> **PROVIDED RECORDS**:
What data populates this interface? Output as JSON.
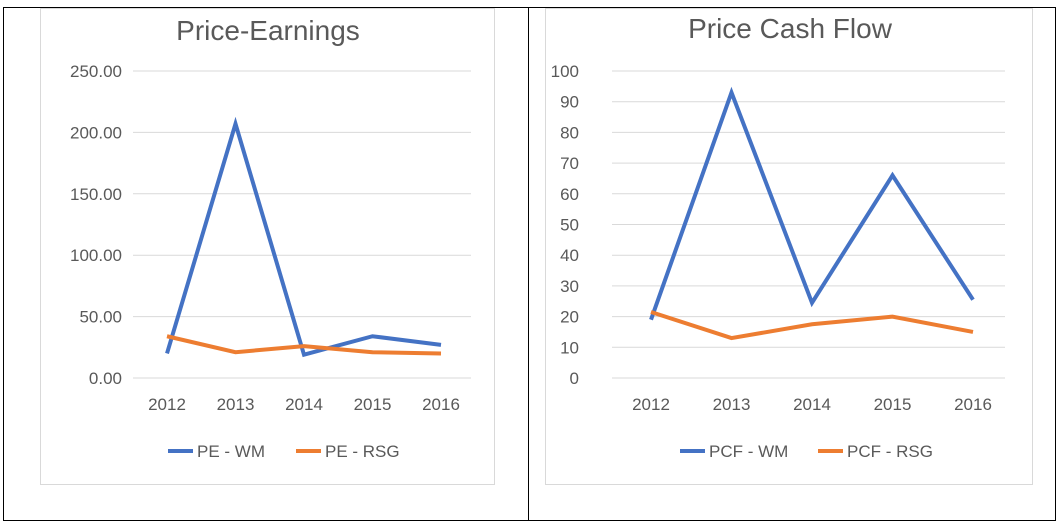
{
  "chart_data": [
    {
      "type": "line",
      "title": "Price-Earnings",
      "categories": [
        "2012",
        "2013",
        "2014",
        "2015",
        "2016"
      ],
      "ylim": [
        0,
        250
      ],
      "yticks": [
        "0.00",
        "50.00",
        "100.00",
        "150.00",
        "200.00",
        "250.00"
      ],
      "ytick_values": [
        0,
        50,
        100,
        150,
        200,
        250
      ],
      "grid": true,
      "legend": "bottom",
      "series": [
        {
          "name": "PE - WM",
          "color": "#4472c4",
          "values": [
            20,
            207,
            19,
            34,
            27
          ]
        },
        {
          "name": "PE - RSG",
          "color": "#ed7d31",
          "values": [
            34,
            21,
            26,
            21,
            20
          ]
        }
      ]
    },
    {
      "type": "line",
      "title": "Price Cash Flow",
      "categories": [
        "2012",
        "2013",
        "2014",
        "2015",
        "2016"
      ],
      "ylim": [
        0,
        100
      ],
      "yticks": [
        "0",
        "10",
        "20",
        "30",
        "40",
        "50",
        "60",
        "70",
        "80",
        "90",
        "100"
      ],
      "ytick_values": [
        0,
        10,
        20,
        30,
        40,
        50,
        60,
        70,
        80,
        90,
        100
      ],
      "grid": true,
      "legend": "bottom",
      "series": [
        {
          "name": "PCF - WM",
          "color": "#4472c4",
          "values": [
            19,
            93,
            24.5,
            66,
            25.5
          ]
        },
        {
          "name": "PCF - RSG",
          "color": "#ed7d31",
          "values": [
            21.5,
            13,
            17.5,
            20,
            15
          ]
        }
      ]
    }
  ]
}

> **TO DO**: Without including any pictures, output all the entries above exactly.

> **TASK RESPONSE**:
What data populates this interface? Output as JSON.
{
  "chart_data": [
    {
      "type": "line",
      "title": "Price-Earnings",
      "categories": [
        "2012",
        "2013",
        "2014",
        "2015",
        "2016"
      ],
      "ylim": [
        0,
        250
      ],
      "yticks": [
        "0.00",
        "50.00",
        "100.00",
        "150.00",
        "200.00",
        "250.00"
      ],
      "ytick_values": [
        0,
        50,
        100,
        150,
        200,
        250
      ],
      "grid": true,
      "legend": "bottom",
      "series": [
        {
          "name": "PE - WM",
          "color": "#4472c4",
          "values": [
            20,
            207,
            19,
            34,
            27
          ]
        },
        {
          "name": "PE - RSG",
          "color": "#ed7d31",
          "values": [
            34,
            21,
            26,
            21,
            20
          ]
        }
      ]
    },
    {
      "type": "line",
      "title": "Price Cash Flow",
      "categories": [
        "2012",
        "2013",
        "2014",
        "2015",
        "2016"
      ],
      "ylim": [
        0,
        100
      ],
      "yticks": [
        "0",
        "10",
        "20",
        "30",
        "40",
        "50",
        "60",
        "70",
        "80",
        "90",
        "100"
      ],
      "ytick_values": [
        0,
        10,
        20,
        30,
        40,
        50,
        60,
        70,
        80,
        90,
        100
      ],
      "grid": true,
      "legend": "bottom",
      "series": [
        {
          "name": "PCF - WM",
          "color": "#4472c4",
          "values": [
            19,
            93,
            24.5,
            66,
            25.5
          ]
        },
        {
          "name": "PCF - RSG",
          "color": "#ed7d31",
          "values": [
            21.5,
            13,
            17.5,
            20,
            15
          ]
        }
      ]
    }
  ]
}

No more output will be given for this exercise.